Dataset rows about figures:
════════════════
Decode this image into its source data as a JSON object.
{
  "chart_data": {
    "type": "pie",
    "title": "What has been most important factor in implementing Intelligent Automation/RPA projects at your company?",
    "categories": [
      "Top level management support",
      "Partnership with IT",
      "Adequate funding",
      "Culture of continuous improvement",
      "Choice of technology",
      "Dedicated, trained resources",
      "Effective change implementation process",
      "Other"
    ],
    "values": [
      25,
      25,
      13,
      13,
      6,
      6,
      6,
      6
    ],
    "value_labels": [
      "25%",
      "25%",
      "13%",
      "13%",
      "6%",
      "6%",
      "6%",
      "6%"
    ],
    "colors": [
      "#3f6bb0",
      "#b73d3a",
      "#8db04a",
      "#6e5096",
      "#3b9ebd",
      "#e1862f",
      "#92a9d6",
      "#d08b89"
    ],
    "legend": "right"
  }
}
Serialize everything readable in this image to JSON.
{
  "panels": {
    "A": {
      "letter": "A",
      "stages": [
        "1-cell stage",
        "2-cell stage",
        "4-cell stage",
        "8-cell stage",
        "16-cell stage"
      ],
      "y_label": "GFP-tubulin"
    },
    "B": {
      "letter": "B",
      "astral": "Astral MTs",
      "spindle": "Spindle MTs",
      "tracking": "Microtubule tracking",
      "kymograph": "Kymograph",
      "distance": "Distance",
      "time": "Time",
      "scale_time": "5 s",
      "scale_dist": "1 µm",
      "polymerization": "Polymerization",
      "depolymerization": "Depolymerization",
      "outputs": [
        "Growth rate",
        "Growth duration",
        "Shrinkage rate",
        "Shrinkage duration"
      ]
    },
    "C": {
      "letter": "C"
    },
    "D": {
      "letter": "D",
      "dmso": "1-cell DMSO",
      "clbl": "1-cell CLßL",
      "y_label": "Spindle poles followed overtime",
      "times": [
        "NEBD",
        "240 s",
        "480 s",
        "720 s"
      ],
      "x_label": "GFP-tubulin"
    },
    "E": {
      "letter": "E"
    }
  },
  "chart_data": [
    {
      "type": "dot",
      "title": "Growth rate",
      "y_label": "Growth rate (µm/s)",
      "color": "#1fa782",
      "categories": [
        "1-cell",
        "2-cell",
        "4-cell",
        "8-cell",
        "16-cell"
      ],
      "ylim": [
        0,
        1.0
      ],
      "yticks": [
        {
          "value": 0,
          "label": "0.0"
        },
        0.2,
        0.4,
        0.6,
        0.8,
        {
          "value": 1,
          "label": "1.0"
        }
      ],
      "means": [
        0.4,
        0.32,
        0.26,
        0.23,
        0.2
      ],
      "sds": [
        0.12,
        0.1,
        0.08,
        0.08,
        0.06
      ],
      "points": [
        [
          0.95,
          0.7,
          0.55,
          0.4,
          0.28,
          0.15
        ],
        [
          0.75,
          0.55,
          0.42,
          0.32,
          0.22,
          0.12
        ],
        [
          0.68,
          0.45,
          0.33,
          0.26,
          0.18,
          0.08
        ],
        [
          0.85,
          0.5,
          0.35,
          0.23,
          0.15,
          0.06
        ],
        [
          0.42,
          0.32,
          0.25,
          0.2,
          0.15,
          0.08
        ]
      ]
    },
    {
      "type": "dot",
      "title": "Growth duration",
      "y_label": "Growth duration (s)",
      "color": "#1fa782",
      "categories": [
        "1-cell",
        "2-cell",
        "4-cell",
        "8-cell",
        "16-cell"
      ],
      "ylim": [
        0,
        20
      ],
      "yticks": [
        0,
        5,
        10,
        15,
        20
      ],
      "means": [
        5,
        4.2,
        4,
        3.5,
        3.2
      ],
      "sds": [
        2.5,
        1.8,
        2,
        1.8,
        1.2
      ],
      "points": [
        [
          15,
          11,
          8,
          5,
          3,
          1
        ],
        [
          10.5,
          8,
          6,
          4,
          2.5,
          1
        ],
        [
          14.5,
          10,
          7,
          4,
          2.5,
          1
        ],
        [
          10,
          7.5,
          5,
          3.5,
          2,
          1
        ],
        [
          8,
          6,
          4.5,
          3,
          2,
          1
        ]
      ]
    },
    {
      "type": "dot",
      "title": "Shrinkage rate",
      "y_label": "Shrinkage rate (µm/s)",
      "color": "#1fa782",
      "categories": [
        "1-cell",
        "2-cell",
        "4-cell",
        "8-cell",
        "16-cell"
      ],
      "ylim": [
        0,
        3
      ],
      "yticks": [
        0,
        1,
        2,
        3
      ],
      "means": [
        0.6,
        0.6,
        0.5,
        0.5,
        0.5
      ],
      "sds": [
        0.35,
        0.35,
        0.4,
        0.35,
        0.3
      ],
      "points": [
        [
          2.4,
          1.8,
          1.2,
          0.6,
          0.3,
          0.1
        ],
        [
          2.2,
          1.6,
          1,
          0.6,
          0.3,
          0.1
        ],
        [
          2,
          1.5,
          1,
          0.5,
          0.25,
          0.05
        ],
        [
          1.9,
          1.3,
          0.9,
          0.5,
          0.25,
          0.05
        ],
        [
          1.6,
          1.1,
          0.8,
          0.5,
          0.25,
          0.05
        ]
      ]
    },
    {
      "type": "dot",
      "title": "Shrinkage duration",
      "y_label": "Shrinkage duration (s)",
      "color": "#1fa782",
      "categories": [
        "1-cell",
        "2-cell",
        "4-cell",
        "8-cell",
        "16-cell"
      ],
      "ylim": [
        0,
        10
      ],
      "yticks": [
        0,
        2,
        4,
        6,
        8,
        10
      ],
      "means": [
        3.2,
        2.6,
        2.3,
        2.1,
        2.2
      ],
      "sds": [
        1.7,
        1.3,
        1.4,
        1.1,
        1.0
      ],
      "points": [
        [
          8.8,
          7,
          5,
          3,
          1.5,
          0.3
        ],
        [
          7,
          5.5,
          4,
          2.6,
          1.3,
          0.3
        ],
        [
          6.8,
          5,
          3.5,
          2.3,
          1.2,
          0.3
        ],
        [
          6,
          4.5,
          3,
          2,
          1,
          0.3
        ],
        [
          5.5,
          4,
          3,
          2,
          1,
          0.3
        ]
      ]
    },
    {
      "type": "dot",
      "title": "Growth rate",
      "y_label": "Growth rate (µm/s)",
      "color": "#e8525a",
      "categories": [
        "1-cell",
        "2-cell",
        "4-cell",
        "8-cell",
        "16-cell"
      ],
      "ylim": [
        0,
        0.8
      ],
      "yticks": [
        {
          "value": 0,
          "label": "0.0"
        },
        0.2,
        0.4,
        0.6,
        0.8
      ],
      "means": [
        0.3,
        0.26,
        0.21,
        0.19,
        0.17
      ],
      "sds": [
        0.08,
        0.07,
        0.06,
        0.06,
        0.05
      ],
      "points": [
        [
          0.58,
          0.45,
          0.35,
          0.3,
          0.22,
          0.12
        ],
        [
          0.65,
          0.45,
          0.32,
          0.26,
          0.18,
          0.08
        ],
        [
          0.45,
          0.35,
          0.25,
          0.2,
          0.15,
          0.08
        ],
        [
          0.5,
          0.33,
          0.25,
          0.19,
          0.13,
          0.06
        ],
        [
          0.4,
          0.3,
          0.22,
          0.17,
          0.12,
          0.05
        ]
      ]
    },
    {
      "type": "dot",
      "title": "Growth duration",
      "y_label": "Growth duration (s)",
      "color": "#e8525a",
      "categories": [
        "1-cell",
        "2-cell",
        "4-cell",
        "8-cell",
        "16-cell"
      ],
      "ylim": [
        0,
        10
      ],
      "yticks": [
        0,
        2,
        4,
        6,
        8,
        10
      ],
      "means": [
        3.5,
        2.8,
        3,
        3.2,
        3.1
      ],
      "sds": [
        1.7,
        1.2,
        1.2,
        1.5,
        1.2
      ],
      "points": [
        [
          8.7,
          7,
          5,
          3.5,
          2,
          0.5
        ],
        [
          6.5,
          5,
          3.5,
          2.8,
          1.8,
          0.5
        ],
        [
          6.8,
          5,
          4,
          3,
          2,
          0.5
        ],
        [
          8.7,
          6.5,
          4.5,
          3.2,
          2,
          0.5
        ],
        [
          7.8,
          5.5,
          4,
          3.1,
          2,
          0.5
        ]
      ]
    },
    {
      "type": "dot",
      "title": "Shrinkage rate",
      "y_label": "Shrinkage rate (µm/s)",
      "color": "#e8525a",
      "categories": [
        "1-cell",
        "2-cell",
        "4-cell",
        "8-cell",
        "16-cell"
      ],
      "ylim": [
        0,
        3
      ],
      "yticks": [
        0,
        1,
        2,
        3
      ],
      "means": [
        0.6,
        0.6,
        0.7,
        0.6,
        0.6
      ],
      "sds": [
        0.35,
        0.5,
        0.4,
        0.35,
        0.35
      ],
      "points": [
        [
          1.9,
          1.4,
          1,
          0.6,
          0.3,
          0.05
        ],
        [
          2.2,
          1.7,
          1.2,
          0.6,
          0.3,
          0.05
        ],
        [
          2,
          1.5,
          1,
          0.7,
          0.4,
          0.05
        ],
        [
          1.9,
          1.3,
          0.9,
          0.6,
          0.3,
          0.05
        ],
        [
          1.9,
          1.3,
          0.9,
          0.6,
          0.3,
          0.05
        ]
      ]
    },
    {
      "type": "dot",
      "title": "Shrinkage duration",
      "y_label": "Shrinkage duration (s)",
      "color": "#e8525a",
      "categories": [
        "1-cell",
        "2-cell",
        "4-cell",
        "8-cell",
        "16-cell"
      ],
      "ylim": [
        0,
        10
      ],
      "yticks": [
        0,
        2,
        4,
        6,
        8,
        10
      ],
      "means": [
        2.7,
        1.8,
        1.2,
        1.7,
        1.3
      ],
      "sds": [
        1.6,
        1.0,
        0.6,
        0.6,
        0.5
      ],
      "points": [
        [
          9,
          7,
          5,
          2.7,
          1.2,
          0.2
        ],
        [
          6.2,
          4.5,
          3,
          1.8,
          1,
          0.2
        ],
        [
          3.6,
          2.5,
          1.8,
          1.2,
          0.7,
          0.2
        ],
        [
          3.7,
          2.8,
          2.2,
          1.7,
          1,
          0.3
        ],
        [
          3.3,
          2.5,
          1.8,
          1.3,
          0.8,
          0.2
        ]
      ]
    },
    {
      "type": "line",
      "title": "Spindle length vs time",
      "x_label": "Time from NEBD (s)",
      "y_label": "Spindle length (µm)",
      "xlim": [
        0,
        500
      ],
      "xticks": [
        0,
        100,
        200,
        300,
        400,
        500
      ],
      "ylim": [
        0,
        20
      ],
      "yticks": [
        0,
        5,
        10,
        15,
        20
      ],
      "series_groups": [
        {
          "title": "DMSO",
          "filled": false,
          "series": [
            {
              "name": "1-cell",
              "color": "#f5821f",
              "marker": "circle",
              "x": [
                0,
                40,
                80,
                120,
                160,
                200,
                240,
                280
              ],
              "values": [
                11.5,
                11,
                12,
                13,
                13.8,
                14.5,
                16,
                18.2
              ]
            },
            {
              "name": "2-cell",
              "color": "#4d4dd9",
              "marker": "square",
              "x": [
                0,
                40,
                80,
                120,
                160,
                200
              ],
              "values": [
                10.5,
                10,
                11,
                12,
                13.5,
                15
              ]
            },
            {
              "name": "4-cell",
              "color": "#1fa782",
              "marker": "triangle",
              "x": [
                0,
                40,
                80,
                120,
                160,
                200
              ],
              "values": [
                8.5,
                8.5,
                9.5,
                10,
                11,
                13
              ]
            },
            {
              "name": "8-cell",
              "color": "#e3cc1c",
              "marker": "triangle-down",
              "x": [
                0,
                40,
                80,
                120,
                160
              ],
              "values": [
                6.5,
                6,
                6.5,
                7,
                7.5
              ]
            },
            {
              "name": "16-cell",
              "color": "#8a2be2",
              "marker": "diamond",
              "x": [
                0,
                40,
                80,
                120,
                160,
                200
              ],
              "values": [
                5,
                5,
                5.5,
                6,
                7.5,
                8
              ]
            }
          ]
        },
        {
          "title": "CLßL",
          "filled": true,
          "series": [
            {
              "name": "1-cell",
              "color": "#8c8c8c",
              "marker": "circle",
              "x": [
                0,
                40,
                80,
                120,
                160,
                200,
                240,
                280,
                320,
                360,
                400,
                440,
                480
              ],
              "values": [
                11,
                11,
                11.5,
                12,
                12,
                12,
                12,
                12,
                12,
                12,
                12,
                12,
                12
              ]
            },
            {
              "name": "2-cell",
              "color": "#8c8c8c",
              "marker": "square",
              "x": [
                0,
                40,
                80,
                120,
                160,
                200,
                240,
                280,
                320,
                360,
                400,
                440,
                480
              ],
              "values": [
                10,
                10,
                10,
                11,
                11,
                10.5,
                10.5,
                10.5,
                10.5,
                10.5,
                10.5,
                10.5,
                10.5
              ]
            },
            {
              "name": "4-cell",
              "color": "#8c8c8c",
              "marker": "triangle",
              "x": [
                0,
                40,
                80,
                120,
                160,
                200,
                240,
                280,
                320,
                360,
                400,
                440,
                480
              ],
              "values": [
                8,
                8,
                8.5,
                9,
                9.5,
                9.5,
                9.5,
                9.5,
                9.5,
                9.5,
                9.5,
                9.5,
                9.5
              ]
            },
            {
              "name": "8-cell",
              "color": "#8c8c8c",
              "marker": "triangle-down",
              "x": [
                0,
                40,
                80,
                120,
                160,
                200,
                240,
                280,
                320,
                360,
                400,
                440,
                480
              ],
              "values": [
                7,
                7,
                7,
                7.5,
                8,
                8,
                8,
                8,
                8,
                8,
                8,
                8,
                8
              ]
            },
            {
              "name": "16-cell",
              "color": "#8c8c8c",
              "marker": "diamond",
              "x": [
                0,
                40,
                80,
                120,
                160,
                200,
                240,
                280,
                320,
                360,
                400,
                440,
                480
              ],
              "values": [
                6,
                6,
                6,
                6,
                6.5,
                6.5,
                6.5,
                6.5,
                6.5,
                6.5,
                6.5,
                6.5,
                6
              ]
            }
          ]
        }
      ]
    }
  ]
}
════════════════
Search the records above for "Spindle". Copy each line where it is found.

      "spindle": "Spindle MTs",
      "y_label": "Spindle poles followed overtime",
      "title": "Spindle length vs time",
      "y_label": "Spindle length (µm)",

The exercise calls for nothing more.